++++ GIVEN DATA ++++

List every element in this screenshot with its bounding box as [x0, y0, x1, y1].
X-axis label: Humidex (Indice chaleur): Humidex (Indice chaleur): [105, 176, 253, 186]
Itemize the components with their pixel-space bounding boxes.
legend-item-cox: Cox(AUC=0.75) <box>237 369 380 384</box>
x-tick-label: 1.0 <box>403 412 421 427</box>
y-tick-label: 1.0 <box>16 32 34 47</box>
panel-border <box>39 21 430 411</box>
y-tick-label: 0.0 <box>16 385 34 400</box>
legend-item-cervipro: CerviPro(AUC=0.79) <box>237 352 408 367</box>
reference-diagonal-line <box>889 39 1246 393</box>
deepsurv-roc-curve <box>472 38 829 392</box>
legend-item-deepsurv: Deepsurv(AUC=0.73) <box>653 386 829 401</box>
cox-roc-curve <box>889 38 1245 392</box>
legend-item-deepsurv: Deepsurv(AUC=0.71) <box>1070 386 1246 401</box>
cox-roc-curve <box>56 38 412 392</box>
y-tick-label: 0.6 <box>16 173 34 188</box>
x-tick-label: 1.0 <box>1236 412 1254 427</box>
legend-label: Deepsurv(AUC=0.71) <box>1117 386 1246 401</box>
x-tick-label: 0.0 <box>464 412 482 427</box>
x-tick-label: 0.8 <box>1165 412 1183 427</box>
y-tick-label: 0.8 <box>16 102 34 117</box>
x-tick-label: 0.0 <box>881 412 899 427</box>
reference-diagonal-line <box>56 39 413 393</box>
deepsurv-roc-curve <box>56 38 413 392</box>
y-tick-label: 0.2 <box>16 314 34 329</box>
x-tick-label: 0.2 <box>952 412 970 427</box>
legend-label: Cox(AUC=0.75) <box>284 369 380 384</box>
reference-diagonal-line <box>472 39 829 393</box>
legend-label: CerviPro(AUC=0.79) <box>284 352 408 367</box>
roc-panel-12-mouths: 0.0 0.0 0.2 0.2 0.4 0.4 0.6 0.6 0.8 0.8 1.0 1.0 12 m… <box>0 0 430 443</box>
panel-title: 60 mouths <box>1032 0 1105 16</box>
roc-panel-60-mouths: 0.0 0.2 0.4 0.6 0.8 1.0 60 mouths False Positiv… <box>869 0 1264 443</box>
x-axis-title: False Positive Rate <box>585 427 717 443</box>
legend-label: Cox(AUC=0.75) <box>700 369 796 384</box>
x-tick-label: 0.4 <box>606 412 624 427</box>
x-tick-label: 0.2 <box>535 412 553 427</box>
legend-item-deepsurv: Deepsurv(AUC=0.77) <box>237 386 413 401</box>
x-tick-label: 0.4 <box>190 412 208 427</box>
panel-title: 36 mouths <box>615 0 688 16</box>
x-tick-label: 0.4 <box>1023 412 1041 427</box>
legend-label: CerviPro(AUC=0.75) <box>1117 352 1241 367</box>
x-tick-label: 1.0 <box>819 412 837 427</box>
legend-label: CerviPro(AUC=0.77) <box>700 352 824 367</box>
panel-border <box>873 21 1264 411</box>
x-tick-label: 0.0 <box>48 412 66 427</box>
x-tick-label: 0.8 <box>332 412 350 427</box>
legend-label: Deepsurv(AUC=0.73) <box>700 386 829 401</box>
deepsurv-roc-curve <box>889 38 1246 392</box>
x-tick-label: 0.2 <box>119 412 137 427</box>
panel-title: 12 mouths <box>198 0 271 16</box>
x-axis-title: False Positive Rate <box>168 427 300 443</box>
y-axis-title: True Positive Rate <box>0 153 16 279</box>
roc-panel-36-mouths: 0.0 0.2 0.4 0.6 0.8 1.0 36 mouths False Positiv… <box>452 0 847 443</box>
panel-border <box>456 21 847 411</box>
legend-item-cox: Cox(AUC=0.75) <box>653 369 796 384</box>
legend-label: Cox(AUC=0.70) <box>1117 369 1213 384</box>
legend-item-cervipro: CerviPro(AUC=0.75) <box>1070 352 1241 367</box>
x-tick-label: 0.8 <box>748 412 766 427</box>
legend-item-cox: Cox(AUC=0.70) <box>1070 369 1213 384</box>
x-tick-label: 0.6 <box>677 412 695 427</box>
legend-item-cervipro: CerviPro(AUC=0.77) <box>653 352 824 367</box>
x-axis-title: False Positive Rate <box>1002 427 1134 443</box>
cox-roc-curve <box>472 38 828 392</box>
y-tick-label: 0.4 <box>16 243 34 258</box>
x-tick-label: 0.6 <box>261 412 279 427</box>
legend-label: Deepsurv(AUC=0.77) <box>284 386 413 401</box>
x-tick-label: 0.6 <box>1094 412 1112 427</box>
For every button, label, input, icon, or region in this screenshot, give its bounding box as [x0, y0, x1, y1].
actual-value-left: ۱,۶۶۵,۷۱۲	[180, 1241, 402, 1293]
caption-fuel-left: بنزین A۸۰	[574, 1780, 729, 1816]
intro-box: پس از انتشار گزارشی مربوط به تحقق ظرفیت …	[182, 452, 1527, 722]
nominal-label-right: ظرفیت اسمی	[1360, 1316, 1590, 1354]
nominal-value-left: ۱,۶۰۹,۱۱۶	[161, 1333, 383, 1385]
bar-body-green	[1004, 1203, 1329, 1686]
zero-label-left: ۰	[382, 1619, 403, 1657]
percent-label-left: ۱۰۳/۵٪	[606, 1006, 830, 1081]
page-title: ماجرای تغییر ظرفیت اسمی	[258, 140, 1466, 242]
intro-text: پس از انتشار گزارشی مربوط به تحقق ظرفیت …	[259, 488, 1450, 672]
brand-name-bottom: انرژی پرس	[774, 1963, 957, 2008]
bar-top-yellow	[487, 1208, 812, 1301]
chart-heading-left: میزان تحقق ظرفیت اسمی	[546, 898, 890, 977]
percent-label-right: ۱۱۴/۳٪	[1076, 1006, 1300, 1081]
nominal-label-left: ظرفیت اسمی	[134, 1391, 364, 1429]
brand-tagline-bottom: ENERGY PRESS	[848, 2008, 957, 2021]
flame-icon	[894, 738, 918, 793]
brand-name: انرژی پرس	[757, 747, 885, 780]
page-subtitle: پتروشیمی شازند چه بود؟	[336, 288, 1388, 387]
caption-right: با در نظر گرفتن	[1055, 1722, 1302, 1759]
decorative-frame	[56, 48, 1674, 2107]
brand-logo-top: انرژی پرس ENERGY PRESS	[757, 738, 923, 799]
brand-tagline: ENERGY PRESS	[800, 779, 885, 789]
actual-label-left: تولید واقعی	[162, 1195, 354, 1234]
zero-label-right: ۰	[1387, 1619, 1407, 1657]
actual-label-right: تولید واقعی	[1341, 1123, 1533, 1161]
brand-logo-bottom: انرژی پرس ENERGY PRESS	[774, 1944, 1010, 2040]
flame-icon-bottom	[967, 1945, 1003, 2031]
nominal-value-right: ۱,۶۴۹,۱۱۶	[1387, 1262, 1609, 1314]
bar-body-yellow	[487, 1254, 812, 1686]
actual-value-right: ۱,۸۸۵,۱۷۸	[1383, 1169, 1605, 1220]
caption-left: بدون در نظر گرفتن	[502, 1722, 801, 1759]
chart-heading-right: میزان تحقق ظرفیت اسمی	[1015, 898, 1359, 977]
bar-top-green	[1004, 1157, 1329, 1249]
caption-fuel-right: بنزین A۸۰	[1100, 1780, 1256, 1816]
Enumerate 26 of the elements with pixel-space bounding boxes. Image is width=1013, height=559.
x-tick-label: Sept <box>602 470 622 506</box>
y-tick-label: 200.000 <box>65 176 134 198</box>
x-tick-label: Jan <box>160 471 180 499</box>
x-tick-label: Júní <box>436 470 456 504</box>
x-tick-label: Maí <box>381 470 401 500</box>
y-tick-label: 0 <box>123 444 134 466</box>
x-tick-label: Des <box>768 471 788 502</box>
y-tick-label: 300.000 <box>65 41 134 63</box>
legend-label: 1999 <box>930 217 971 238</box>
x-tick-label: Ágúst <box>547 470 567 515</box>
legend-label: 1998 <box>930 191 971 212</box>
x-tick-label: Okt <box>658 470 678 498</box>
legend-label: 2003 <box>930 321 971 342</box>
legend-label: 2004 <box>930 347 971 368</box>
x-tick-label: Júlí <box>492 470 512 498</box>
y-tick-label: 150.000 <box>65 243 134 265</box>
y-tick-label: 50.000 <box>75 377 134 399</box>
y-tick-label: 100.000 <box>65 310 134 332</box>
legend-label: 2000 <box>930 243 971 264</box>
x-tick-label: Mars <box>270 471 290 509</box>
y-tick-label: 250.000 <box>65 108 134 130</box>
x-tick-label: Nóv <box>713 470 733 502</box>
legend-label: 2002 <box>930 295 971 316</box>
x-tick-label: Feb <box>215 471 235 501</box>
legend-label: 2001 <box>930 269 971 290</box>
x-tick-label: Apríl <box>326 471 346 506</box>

++++

● **TASK OBJECTIVE**:
Convert the listing above into a JSON list of strings, one per line, starting with its first line and going on through the line that contains "legend-label: CerviPro(AUC=0.77) <box>700". Omit blank lines.

● **FINISHED ANSWER**:
[
  "List every element in this screenshot with its bounding box as [x0, y0, x1, y1].",
  "X-axis label: Humidex (Indice chaleur): Humidex (Indice chaleur): [105, 176, 253, 186]",
  "Itemize the components with their pixel-space bounding boxes.",
  "legend-item-cox: Cox(AUC=0.75) <box>237 369 380 384</box>",
  "x-tick-label: 1.0 <box>403 412 421 427</box>",
  "y-tick-label: 1.0 <box>16 32 34 47</box>",
  "panel-border <box>39 21 430 411</box>",
  "y-tick-label: 0.0 <box>16 385 34 400</box>",
  "legend-item-cervipro: CerviPro(AUC=0.79) <box>237 352 408 367</box>",
  "reference-diagonal-line <box>889 39 1246 393</box>",
  "deepsurv-roc-curve <box>472 38 829 392</box>",
  "legend-item-deepsurv: Deepsurv(AUC=0.73) <box>653 386 829 401</box>",
  "cox-roc-curve <box>889 38 1245 392</box>",
  "legend-item-deepsurv: Deepsurv(AUC=0.71) <box>1070 386 1246 401</box>",
  "cox-roc-curve <box>56 38 412 392</box>",
  "y-tick-label: 0.6 <box>16 173 34 188</box>",
  "x-tick-label: 1.0 <box>1236 412 1254 427</box>",
  "legend-label: Deepsurv(AUC=0.71) <box>1117 386 1246 401</box>",
  "x-tick-label: 0.0 <box>464 412 482 427</box>",
  "x-tick-label: 0.8 <box>1165 412 1183 427</box>",
  "y-tick-label: 0.8 <box>16 102 34 117</box>",
  "x-tick-label: 0.0 <box>881 412 899 427</box>",
  "reference-diagonal-line <box>56 39 413 393</box>",
  "deepsurv-roc-curve <box>56 38 413 392</box>",
  "y-tick-label: 0.2 <box>16 314 34 329</box>",
  "x-tick-label: 0.2 <box>952 412 970 427</box>",
  "legend-label: Cox(AUC=0.75) <box>284 369 380 384</box>",
  "reference-diagonal-line <box>472 39 829 393</box>",
  "legend-label: CerviPro(AUC=0.79) <box>284 352 408 367</box>",
  "roc-panel-12-mouths: 0.0 0.0 0.2 0.2 0.4 0.4 0.6 0.6 0.8 0.8 1.0 1.0 12 m… <box>0 0 430 443</box>",
  "panel-title: 60 mouths <box>1032 0 1105 16</box>",
  "roc-panel-60-mouths: 0.0 0.2 0.4 0.6 0.8 1.0 60 mouths False Positiv… <box>869 0 1264 443</box>",
  "x-axis-title: False Positive Rate <box>585 427 717 443</box>",
  "legend-label: Cox(AUC=0.75) <box>700 369 796 384</box>",
  "x-tick-label: 0.4 <box>606 412 624 427</box>",
  "x-tick-label: 0.2 <box>535 412 553 427</box>",
  "legend-item-deepsurv: Deepsurv(AUC=0.77) <box>237 386 413 401</box>",
  "x-tick-label: 0.4 <box>190 412 208 427</box>",
  "panel-title: 36 mouths <box>615 0 688 16</box>",
  "x-tick-label: 0.4 <box>1023 412 1041 427</box>",
  "legend-label: CerviPro(AUC=0.75) <box>1117 352 1241 367</box>",
  "x-tick-label: 1.0 <box>819 412 837 427</box>",
  "legend-label: CerviPro(AUC=0.77) <box>700 352 824 367</box>"
]